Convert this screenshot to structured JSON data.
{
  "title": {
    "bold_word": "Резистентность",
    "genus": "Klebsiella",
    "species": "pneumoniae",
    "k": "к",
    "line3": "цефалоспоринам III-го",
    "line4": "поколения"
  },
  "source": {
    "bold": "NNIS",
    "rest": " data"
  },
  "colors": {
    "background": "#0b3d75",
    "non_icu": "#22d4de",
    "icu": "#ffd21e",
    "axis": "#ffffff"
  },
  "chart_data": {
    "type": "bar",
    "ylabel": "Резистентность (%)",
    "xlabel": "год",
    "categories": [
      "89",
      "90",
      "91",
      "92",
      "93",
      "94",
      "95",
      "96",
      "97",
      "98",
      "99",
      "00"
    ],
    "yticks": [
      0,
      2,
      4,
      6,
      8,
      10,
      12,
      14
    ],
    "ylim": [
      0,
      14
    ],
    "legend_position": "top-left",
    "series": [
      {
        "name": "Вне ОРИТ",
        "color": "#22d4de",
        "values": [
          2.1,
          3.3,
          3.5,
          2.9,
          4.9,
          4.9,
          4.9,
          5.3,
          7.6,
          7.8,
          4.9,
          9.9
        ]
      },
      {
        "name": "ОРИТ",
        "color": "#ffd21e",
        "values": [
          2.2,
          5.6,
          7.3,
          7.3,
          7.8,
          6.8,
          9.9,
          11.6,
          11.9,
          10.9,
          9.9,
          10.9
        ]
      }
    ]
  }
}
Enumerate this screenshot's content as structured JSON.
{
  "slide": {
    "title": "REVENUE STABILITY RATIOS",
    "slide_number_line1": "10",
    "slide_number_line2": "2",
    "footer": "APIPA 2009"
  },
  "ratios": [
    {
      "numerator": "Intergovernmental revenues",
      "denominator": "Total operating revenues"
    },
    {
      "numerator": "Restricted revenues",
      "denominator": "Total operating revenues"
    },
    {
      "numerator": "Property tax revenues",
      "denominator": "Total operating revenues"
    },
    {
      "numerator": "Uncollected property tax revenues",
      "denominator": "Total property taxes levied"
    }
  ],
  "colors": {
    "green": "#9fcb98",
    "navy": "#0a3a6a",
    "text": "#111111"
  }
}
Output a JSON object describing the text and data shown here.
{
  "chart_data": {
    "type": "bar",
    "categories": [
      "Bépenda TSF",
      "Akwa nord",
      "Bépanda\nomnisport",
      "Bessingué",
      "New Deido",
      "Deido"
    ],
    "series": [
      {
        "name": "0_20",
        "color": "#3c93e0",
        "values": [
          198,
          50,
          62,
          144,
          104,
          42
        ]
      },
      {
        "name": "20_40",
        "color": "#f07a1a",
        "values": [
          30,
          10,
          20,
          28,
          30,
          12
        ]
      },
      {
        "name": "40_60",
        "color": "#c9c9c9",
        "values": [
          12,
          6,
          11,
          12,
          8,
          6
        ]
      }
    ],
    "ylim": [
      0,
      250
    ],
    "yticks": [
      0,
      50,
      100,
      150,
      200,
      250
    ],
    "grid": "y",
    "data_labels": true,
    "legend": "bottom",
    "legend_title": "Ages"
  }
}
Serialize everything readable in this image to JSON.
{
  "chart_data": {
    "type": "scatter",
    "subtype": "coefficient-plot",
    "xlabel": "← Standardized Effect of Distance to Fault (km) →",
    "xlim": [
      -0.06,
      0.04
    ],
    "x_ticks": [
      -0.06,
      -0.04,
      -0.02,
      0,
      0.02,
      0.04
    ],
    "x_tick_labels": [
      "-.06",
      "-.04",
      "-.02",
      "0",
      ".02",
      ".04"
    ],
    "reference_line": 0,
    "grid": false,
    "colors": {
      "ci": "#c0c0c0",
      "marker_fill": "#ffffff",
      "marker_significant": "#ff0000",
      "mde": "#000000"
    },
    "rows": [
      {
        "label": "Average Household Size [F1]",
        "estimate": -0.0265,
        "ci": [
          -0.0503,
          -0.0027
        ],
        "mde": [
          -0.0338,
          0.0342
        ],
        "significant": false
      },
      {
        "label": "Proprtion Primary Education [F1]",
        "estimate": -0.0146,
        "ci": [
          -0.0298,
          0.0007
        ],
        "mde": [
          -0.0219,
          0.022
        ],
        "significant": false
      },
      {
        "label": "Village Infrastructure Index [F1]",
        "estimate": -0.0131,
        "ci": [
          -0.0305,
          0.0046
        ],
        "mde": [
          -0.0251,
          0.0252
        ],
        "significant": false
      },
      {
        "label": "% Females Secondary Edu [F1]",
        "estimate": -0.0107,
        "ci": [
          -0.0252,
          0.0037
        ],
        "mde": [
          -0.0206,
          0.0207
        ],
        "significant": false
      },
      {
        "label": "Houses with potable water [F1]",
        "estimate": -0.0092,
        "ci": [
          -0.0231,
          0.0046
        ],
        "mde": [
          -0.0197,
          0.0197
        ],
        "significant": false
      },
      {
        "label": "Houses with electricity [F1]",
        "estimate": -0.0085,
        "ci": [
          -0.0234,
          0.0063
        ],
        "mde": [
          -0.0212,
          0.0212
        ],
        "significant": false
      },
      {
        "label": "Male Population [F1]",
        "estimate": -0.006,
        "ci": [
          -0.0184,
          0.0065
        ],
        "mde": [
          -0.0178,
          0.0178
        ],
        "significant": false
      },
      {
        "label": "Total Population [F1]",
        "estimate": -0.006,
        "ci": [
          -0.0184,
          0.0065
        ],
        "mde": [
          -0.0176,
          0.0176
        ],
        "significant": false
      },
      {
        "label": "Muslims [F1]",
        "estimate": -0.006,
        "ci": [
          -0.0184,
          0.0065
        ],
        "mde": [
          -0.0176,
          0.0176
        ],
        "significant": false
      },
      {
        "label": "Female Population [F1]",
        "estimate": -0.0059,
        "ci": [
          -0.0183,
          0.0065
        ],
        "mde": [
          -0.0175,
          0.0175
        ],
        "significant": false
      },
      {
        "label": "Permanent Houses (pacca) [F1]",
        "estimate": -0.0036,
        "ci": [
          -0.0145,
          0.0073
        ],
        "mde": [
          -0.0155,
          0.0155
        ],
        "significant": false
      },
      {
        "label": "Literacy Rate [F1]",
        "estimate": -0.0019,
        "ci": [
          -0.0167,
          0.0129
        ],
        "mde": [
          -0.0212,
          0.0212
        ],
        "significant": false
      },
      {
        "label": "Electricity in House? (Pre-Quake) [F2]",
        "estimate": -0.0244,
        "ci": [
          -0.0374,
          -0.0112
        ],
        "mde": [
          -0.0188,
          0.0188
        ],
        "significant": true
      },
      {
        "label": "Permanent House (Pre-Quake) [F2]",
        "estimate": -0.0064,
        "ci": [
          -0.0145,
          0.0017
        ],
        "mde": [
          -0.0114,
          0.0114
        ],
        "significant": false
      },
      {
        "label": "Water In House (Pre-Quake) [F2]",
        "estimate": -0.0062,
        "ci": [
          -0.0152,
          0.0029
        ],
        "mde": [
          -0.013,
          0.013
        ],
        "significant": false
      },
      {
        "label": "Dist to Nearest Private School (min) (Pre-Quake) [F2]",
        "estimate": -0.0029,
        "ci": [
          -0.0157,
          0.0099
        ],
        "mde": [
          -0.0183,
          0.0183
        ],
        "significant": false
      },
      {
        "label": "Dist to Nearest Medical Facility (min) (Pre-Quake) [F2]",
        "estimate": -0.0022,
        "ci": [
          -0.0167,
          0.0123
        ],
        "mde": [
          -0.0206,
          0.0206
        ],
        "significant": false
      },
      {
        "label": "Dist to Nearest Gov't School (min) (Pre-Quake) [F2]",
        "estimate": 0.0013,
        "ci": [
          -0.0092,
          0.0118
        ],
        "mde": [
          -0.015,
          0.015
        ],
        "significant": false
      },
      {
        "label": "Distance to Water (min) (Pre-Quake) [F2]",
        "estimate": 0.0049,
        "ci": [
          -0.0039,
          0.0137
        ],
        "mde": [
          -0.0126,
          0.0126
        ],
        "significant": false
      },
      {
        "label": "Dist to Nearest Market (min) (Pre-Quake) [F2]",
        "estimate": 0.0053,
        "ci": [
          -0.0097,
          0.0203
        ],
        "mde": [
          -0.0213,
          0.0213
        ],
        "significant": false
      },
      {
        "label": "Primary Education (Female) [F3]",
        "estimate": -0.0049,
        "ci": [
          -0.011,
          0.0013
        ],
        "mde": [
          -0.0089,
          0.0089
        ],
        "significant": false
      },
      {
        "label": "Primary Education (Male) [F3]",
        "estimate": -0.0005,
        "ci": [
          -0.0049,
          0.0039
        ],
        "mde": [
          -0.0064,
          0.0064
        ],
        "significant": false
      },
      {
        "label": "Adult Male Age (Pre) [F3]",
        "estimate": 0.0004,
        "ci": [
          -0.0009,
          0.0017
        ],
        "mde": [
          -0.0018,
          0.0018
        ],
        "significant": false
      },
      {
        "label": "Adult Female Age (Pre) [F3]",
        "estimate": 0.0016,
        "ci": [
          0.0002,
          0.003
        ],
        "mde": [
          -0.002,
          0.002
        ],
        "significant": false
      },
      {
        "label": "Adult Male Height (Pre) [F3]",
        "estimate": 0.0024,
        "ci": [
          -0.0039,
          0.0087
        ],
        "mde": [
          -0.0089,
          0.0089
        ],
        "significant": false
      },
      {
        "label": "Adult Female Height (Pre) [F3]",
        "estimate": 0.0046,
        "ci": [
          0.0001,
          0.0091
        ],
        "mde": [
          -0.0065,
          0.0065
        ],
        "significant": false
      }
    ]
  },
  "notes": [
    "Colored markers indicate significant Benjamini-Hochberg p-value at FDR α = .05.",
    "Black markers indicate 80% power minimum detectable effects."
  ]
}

_____

» **Description of the task**
Each line in the listing above that contains "Permanent" should be copied.

» **Result for this task**
        "label": "Permanent Houses (pacca) [F1]",
        "label": "Permanent House (Pre-Quake) [F2]",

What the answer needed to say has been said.